## BEGIN PROVIDED RECORDS

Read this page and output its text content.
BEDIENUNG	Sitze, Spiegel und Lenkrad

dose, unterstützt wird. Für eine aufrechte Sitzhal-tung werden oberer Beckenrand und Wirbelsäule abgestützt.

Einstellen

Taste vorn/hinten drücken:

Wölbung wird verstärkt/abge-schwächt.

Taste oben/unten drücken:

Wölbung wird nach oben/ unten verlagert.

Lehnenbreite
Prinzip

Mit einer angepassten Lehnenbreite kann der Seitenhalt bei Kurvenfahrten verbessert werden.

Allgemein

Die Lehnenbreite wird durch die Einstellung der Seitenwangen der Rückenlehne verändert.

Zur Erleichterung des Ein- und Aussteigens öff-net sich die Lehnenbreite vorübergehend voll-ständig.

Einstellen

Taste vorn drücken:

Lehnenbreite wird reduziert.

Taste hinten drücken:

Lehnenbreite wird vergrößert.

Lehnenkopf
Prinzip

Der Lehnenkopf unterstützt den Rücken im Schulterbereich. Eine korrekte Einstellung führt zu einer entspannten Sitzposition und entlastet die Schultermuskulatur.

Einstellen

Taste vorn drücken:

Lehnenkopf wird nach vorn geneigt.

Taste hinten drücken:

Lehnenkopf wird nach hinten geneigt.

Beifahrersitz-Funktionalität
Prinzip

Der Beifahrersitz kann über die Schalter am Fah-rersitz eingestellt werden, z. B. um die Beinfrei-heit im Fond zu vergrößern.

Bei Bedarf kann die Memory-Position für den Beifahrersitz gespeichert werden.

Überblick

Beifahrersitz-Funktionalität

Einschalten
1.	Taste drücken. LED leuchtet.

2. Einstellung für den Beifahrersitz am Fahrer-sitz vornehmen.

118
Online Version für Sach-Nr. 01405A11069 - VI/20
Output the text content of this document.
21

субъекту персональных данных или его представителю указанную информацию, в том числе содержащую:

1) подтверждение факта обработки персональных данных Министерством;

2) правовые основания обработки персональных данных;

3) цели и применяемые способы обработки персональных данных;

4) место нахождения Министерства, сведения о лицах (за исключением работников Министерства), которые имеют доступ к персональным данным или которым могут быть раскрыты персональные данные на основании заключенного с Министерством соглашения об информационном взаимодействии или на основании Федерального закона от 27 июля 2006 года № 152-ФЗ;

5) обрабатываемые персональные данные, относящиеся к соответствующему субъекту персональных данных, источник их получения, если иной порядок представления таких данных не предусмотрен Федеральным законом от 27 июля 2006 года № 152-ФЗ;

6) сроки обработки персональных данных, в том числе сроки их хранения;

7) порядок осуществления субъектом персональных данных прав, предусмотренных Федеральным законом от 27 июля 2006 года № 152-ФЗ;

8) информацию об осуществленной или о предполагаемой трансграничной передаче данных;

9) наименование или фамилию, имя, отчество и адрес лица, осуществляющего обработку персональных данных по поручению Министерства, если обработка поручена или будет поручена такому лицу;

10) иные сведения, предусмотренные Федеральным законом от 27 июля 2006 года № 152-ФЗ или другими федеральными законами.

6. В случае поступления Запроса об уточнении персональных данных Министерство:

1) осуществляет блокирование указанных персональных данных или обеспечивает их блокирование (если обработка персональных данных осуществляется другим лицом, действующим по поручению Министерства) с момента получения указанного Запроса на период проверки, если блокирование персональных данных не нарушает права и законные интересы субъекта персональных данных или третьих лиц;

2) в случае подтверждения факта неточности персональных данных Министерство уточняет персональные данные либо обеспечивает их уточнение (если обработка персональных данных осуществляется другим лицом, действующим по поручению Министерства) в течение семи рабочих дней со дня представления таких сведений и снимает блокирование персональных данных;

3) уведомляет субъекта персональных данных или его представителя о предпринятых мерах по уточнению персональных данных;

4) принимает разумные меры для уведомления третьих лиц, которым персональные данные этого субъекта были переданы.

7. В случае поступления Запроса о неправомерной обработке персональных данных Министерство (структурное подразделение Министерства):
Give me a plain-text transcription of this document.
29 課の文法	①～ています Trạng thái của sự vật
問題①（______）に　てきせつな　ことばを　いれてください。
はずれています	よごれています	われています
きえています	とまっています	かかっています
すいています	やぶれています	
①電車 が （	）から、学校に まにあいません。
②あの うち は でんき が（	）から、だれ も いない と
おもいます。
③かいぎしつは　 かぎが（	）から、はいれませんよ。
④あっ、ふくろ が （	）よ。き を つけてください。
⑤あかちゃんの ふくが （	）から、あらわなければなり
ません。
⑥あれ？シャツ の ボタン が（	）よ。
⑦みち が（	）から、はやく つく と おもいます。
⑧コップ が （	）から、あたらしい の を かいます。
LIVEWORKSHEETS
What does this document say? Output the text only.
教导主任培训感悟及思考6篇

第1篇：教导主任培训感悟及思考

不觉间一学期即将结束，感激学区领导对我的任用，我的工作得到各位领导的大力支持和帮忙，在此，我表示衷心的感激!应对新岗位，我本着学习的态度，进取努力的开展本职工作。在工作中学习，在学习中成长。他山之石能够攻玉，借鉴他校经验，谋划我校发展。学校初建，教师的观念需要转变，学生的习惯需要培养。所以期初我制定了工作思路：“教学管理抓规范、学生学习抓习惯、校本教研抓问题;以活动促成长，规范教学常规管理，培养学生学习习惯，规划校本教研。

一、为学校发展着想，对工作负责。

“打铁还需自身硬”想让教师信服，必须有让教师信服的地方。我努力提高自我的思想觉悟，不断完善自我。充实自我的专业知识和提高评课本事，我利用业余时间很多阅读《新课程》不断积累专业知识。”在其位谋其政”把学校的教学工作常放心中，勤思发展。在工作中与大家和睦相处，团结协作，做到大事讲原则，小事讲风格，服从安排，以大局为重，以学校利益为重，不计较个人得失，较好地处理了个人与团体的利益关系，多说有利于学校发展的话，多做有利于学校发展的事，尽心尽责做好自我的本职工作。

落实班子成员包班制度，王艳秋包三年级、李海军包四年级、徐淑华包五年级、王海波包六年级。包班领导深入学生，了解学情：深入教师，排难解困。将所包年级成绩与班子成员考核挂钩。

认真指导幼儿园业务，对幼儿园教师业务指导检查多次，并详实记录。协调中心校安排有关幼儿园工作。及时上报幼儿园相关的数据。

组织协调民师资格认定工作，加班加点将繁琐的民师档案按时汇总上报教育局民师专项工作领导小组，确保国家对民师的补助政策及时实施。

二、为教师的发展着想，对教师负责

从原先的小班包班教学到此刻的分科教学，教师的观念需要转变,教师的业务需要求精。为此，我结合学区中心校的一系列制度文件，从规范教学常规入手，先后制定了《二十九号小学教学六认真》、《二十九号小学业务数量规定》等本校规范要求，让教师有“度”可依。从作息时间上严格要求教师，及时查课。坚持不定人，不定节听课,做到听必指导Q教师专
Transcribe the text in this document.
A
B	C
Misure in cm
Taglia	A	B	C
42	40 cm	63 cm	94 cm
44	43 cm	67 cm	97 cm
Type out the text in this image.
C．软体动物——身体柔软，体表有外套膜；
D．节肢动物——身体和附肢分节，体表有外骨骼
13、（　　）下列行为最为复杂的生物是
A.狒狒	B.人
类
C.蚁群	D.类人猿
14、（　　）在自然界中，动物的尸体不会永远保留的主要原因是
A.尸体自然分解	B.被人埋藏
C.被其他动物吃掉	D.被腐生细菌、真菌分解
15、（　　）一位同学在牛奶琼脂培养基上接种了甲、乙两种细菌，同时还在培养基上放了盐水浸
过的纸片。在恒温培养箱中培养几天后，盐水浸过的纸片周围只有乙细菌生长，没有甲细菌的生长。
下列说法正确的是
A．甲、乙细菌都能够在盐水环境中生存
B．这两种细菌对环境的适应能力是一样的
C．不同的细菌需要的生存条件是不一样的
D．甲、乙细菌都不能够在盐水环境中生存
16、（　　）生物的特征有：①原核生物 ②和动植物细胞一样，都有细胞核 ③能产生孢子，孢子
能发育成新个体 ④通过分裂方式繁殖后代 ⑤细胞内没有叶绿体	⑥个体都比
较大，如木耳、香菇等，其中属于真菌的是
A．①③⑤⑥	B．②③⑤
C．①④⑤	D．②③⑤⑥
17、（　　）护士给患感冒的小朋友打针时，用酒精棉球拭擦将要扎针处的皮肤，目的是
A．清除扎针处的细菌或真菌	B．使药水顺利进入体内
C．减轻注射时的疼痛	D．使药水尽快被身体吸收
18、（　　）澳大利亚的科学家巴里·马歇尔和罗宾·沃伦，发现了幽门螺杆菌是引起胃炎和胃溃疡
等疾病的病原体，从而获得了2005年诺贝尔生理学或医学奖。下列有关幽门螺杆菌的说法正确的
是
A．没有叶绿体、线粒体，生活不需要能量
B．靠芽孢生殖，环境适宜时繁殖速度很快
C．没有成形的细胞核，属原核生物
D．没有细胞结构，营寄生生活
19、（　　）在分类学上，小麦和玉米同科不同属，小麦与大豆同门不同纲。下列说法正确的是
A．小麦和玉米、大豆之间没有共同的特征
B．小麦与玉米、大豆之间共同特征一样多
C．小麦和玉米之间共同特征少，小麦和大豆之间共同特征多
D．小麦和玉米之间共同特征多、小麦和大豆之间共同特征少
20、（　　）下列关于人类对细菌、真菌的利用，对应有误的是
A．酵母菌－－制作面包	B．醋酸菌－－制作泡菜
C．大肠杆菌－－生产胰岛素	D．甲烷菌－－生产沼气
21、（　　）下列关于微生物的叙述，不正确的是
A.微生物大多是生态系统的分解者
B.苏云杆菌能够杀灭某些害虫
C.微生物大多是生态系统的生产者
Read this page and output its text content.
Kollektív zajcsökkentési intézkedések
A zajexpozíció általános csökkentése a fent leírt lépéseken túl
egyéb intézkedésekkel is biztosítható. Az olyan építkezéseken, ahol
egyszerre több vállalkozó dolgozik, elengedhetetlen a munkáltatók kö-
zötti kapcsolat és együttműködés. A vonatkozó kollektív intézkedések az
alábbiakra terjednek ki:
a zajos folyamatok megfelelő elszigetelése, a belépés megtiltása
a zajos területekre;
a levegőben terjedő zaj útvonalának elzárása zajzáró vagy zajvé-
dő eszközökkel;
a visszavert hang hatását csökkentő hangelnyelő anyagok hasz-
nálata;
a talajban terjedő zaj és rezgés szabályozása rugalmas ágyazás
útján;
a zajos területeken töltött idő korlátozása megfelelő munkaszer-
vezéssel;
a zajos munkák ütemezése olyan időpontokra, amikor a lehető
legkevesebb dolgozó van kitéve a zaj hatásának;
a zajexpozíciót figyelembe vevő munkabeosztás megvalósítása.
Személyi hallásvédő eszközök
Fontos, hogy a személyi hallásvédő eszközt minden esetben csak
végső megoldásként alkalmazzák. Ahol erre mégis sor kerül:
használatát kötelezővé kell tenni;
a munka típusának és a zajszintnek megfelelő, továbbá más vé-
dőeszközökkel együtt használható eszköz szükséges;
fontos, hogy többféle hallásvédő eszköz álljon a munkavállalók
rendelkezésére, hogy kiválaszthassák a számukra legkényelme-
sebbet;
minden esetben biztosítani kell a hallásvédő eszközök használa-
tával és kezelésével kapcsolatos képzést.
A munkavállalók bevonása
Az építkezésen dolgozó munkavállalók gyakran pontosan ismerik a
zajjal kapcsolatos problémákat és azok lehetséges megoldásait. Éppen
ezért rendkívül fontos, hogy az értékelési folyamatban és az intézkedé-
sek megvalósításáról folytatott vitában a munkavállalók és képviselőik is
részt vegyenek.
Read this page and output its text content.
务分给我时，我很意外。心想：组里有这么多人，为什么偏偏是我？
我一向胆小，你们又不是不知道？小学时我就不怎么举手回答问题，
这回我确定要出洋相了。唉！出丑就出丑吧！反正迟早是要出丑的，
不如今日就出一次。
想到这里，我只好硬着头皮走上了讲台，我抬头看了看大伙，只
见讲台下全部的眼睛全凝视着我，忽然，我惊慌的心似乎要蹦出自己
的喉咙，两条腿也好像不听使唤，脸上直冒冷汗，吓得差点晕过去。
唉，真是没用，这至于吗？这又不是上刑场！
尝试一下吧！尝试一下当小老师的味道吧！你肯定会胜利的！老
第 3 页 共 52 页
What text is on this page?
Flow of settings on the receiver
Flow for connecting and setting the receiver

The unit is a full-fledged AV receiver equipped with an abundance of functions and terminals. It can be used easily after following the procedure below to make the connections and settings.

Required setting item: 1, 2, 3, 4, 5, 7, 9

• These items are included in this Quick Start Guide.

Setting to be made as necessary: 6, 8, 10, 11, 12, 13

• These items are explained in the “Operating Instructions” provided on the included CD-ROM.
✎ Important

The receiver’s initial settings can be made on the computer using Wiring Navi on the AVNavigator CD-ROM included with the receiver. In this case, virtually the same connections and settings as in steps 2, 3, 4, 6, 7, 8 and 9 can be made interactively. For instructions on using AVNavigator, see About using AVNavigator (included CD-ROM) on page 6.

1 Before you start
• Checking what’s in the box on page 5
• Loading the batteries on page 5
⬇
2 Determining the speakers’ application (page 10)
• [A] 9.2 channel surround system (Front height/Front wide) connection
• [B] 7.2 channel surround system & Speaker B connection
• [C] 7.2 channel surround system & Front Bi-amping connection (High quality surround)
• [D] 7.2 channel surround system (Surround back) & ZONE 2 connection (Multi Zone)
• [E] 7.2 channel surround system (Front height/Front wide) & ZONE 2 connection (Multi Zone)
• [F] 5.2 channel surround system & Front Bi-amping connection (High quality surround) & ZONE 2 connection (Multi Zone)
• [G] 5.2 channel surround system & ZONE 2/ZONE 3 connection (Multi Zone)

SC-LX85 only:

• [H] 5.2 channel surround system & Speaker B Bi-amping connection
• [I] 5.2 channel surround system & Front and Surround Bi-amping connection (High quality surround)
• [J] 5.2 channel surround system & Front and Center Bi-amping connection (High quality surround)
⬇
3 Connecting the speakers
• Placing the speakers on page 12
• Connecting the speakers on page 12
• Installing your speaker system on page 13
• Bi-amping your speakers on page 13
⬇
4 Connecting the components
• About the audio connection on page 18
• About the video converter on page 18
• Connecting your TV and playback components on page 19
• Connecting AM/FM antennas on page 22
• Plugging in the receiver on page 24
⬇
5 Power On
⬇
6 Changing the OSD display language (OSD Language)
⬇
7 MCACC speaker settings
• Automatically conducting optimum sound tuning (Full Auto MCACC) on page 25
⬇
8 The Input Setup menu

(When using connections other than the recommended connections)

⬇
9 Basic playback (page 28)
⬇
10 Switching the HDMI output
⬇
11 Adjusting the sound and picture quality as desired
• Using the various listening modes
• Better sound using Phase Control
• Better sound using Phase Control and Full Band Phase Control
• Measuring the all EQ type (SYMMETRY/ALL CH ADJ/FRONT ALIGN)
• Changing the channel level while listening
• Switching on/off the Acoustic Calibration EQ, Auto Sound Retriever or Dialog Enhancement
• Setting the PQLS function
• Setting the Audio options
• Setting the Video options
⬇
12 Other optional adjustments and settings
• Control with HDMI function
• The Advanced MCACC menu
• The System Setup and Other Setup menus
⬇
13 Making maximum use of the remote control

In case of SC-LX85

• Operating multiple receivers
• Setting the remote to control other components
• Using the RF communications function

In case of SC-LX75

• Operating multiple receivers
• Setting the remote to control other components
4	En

## END PROVIDED RECORDS

▶ TASK DESCRIPTION
In the entries above, identify every line with the string "таких".

▶ EXERCISE RESULT
5) обрабатываемые персональные данные, относящиеся к соответствующему субъекту персональных данных, источник их получения, если иной порядок представления таких данных не предусмотрен Федеральным законом от 27 июля 2006 года № 152-ФЗ;
2) в случае подтверждения факта неточности персональных данных Министерство уточняет персональные данные либо обеспечивает их уточнение (если обработка персональных данных осуществляется другим лицом, действующим по поручению Министерства) в течение семи рабочих дней со дня представления таких сведений и снимает блокирование персональных данных;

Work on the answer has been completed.